Job: Can you copy out everything from the line containing "437, 106, 447]" down to the line containing "2, 1579, 22]", substituting "price-marker" for "price-level-tag" and leaving everything else unchanged?

Source data:
+++

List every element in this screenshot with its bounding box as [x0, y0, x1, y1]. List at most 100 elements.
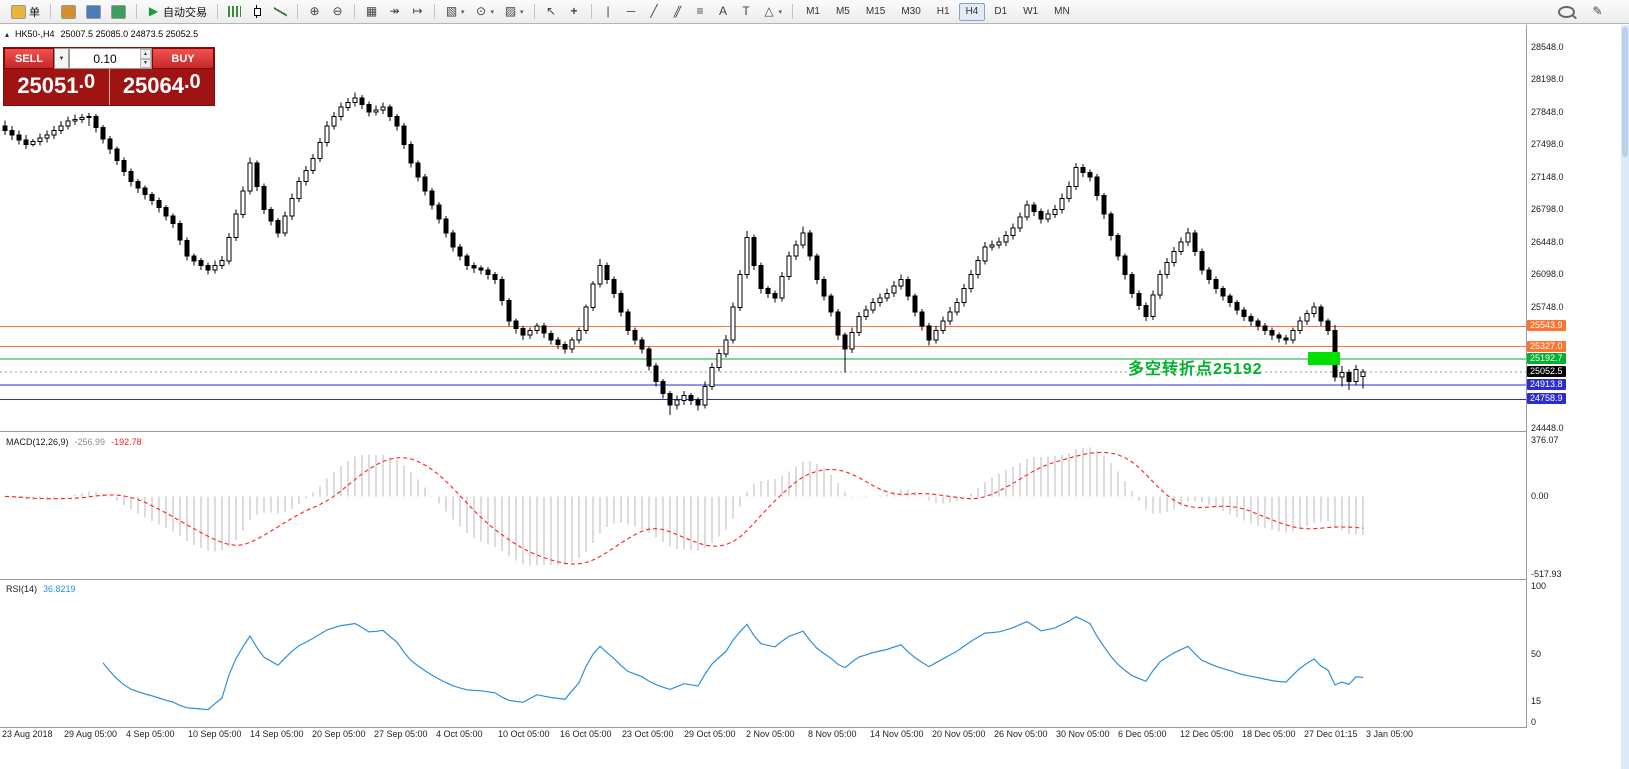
macd-main-value: -256.99	[74, 437, 106, 447]
navigator-icon[interactable]	[82, 2, 105, 22]
price-level-tag[interactable]: 24758.9	[1527, 393, 1566, 405]
one-click-trading-panel: SELL BUY 25051.0 25064.0	[3, 47, 215, 106]
sell-price[interactable]: 25051.0	[4, 69, 110, 105]
timeframe-toolbar: M1 M5 M15 M30 H1 H4 D1 W1 MN	[798, 2, 1078, 21]
tile-windows-icon[interactable]: ▦	[361, 2, 382, 22]
rsi-tick-label: 50	[1531, 648, 1542, 659]
price-axis[interactable]: 28548.0 28198.0 27848.0 27498.0 27148.0 26798…	[1527, 0, 1621, 769]
new-chart-icon[interactable]: ▧	[441, 2, 469, 22]
text-label-icon[interactable]: T	[736, 2, 757, 22]
date-label: 4 Oct 05:00	[436, 729, 483, 739]
horizontal-line-icon[interactable]: ─	[621, 2, 642, 22]
edit-icon[interactable]: ✎	[1587, 2, 1608, 22]
lot-increase-button[interactable]	[140, 49, 151, 59]
price-level-tag[interactable]: 25543.9	[1527, 320, 1566, 332]
macd-tick-label: 376.07	[1531, 434, 1559, 445]
chart-shift-icon[interactable]: ↦	[407, 2, 428, 22]
chart-symbol-label: HK50-,H4 25007.5 25085.0 24873.5 25052.5	[5, 29, 198, 39]
date-label: 29 Oct 05:00	[684, 729, 736, 739]
chevron-down-icon	[461, 8, 465, 16]
annotation-text: 多空转折点25192	[1128, 361, 1263, 378]
vertical-scrollbar[interactable]	[1621, 25, 1629, 769]
tf-button-M5[interactable]: M5	[829, 3, 857, 21]
panel-separator-rsi[interactable]	[0, 579, 1621, 580]
toolbar-separator	[297, 4, 298, 19]
buy-price[interactable]: 25064.0	[122, 71, 201, 98]
shapes-icon[interactable]: △	[759, 2, 787, 22]
search-icon	[1558, 5, 1575, 18]
toolbar-right-icons: ✎	[1553, 2, 1609, 22]
one-click-top-row: SELL BUY	[4, 48, 214, 69]
equidistant-channel-icon: ∥	[671, 4, 684, 18]
tf-button-H4[interactable]: H4	[958, 2, 986, 21]
tf-button-W1[interactable]: W1	[1016, 3, 1045, 21]
price-level-tag[interactable]: 25052.5	[1527, 366, 1566, 378]
crosshair-icon[interactable]: +	[564, 2, 585, 22]
text-icon[interactable]: A	[713, 2, 734, 22]
edit-icon: ✎	[1592, 4, 1603, 18]
zoom-in-icon[interactable]: ⊕	[304, 2, 325, 22]
price-level-tag[interactable]: 24913.8	[1527, 379, 1566, 390]
toolbar-groups: 单 ▶ 自动交易 ⊕ ⊖ ▦ ↠ ↦ ▧ ⊙ ▨ ↖ + | ─ ╱ ∥ ≡ AT △	[6, 2, 787, 22]
search-icon[interactable]	[1554, 2, 1579, 22]
price-tick-label: 27848.0	[1531, 106, 1564, 117]
toolbar-separator	[354, 4, 355, 19]
line-chart-icon[interactable]	[270, 2, 291, 22]
fibonacci-icon: ≡	[696, 4, 704, 18]
auto-scroll-icon[interactable]: ↠	[384, 2, 405, 22]
templates-icon[interactable]: ▨	[500, 2, 528, 22]
price-tick-label: 28198.0	[1531, 74, 1564, 84]
market-watch-icon[interactable]	[57, 2, 80, 22]
autotrading-button[interactable]: ▶ 自动交易	[143, 2, 211, 22]
tf-button-M1[interactable]: M1	[799, 3, 827, 21]
date-label: 8 Nov 05:00	[808, 729, 857, 739]
bar-chart-icon[interactable]	[224, 2, 245, 22]
price-level-tag[interactable]: 25327.0	[1527, 340, 1566, 352]
vertical-line-icon[interactable]: |	[598, 2, 619, 22]
date-label: 3 Jan 05:00	[1366, 729, 1414, 739]
sell-button[interactable]: SELL	[4, 48, 54, 69]
zoom-out-icon[interactable]: ⊖	[327, 2, 348, 22]
autotrading-button-icon: ▶	[148, 4, 159, 18]
new-order-button[interactable]: 单	[7, 2, 44, 22]
tf-button-D1[interactable]: D1	[987, 3, 1014, 21]
panel-separator-macd[interactable]	[0, 431, 1621, 432]
vertical-scrollbar-thumb[interactable]	[1622, 27, 1628, 157]
text-label-icon: T	[742, 4, 750, 18]
buy-button[interactable]: BUY	[152, 48, 214, 69]
macd-indicator-label: MACD(12,26,9) -256.99 -192.78	[6, 437, 142, 447]
vertical-line-icon: |	[606, 4, 610, 18]
equidistant-channel-icon[interactable]: ∥	[667, 2, 688, 22]
date-label: 4 Sep 05:00	[126, 729, 175, 739]
price-tick-label: 24448.0	[1531, 422, 1564, 433]
candlestick-chart-icon[interactable]	[247, 2, 268, 22]
toolbar-separator	[136, 4, 137, 19]
lot-size-input[interactable]	[70, 49, 140, 68]
macd-signal-value: -192.78	[111, 437, 142, 447]
annotation-highlight-box	[1308, 352, 1340, 365]
price-tick-label: 27148.0	[1531, 171, 1564, 182]
lot-dropdown-button[interactable]	[54, 48, 69, 69]
date-label: 27 Dec 01:15	[1304, 729, 1358, 739]
lot-decrease-button[interactable]	[140, 58, 151, 68]
autotrading-button-label: 自动交易	[163, 6, 207, 19]
date-label: 29 Aug 05:00	[64, 729, 118, 739]
tf-button-M15[interactable]: M15	[859, 3, 892, 21]
date-label: 20 Sep 05:00	[312, 729, 366, 739]
fibonacci-icon[interactable]: ≡	[690, 2, 711, 22]
cursor-icon[interactable]: ↖	[541, 2, 562, 22]
date-label: 14 Sep 05:00	[250, 729, 304, 739]
chart-plot-area[interactable]	[0, 0, 1526, 769]
price-level-tag[interactable]: 25192.7	[1527, 353, 1566, 365]
tf-button-MN[interactable]: MN	[1047, 3, 1077, 21]
tf-button-H1[interactable]: H1	[930, 3, 957, 21]
tf-button-M30[interactable]: M30	[894, 3, 927, 21]
periodicity-icon[interactable]: ⊙	[471, 2, 499, 22]
new-order-button-label: 单	[29, 6, 40, 19]
trendline-icon[interactable]: ╱	[644, 2, 665, 22]
time-axis[interactable]: 23 Aug 2018 29 Aug 05:00 4 Sep 05:00 10 Sep…	[0, 729, 1526, 744]
shapes-icon: △	[764, 4, 774, 18]
terminal-icon[interactable]	[107, 2, 130, 22]
chevron-down-icon	[520, 8, 524, 16]
chevron-down-icon	[491, 8, 495, 16]
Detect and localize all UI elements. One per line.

+++

Finished exercise:
macd-main-value: -256.99	[74, 437, 106, 447]
navigator-icon[interactable]	[82, 2, 105, 22]
price-marker[interactable]: 24758.9	[1527, 393, 1566, 405]
one-click-trading-panel: SELL BUY 25051.0 25064.0	[3, 47, 215, 106]
sell-price[interactable]: 25051.0	[4, 69, 110, 105]
timeframe-toolbar: M1 M5 M15 M30 H1 H4 D1 W1 MN	[798, 2, 1078, 21]
tile-windows-icon[interactable]: ▦	[361, 2, 382, 22]
rsi-tick-label: 50	[1531, 648, 1542, 659]
price-axis[interactable]: 28548.0 28198.0 27848.0 27498.0 27148.0 26798…	[1527, 0, 1621, 769]
new-chart-icon[interactable]: ▧	[441, 2, 469, 22]
text-label-icon[interactable]: T	[736, 2, 757, 22]
date-label: 4 Oct 05:00	[436, 729, 483, 739]
horizontal-line-icon[interactable]: ─	[621, 2, 642, 22]
edit-icon[interactable]: ✎	[1587, 2, 1608, 22]
lot-increase-button[interactable]	[140, 49, 151, 59]
price-marker[interactable]: 25543.9	[1527, 320, 1566, 332]
macd-tick-label: 376.07	[1531, 434, 1559, 445]
chart-shift-icon[interactable]: ↦	[407, 2, 428, 22]
chart-symbol-label: HK50-,H4 25007.5 25085.0 24873.5 25052.5	[5, 29, 198, 39]
date-label: 29 Oct 05:00	[684, 729, 736, 739]
chevron-down-icon	[461, 8, 465, 16]
annotation-text: 多空转折点25192	[1128, 361, 1263, 378]
vertical-scrollbar[interactable]	[1621, 25, 1629, 769]
tf-button-M5[interactable]: M5	[829, 3, 857, 21]
panel-separator-rsi[interactable]	[0, 579, 1621, 580]
toolbar-separator	[297, 4, 298, 19]
buy-price[interactable]: 25064.0	[122, 71, 201, 98]
shapes-icon[interactable]: △	[759, 2, 787, 22]
search-icon	[1558, 5, 1575, 18]
toolbar-right-icons: ✎	[1553, 2, 1609, 22]
one-click-top-row: SELL BUY	[4, 48, 214, 69]
equidistant-channel-icon: ∥	[671, 4, 684, 18]
tf-button-H4[interactable]: H4	[958, 2, 986, 21]
tf-button-W1[interactable]: W1	[1016, 3, 1045, 21]
price-marker[interactable]: 25052.5	[1527, 366, 1566, 378]
crosshair-icon[interactable]: +	[564, 2, 585, 22]
text-icon[interactable]: A	[713, 2, 734, 22]
edit-icon: ✎	[1592, 4, 1603, 18]
zoom-in-icon[interactable]: ⊕	[304, 2, 325, 22]
price-marker[interactable]: 24913.8	[1527, 379, 1566, 390]
toolbar-groups: 单 ▶ 自动交易 ⊕ ⊖ ▦ ↠ ↦ ▧ ⊙ ▨ ↖ + | ─ ╱ ∥ ≡ AT △	[6, 2, 787, 22]
search-icon[interactable]	[1554, 2, 1579, 22]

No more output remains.